(Entries from a page text collection)
_ _ _ _ _

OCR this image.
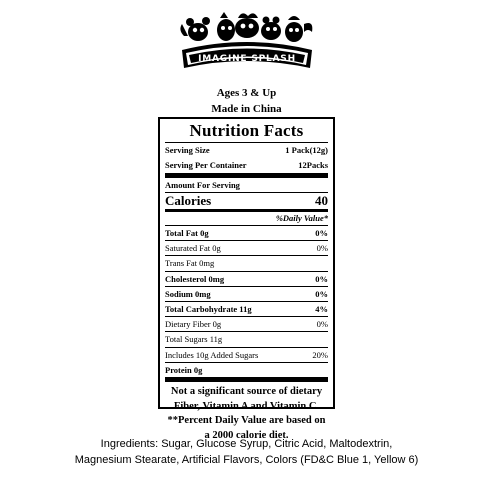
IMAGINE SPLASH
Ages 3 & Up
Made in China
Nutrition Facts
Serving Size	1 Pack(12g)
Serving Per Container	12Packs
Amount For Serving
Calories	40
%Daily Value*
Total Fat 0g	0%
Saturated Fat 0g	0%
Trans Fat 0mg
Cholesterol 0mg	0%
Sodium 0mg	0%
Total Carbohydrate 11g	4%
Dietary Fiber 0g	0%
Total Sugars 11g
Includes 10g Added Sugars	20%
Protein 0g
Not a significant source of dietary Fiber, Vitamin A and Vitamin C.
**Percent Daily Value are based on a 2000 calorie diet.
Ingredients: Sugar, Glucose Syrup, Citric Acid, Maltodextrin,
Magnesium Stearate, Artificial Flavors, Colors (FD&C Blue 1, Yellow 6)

_ _ _ _ _

[Work to complete] Pictures do not belong in the copy. Output all of the records exactly.

[Result of this task]
OCR this image.
IMAGINE SPLASH
Ages 3 & Up
Made in China
Nutrition Facts
Serving Size	1 Pack(12g)
Serving Per Container	12Packs
Amount For Serving
Calories	40
%Daily Value*
Total Fat 0g	0%
Saturated Fat 0g	0%
Trans Fat 0mg
Cholesterol 0mg	0%
Sodium 0mg	0%
Total Carbohydrate 11g	4%
Dietary Fiber 0g	0%
Total Sugars 11g
Includes 10g Added Sugars	20%
Protein 0g
Not a significant source of dietary Fiber, Vitamin A and Vitamin C.
**Percent Daily Value are based on a 2000 calorie diet.
Ingredients: Sugar, Glucose Syrup, Citric Acid, Maltodextrin,
Magnesium Stearate, Artificial Flavors, Colors (FD&C Blue 1, Yellow 6)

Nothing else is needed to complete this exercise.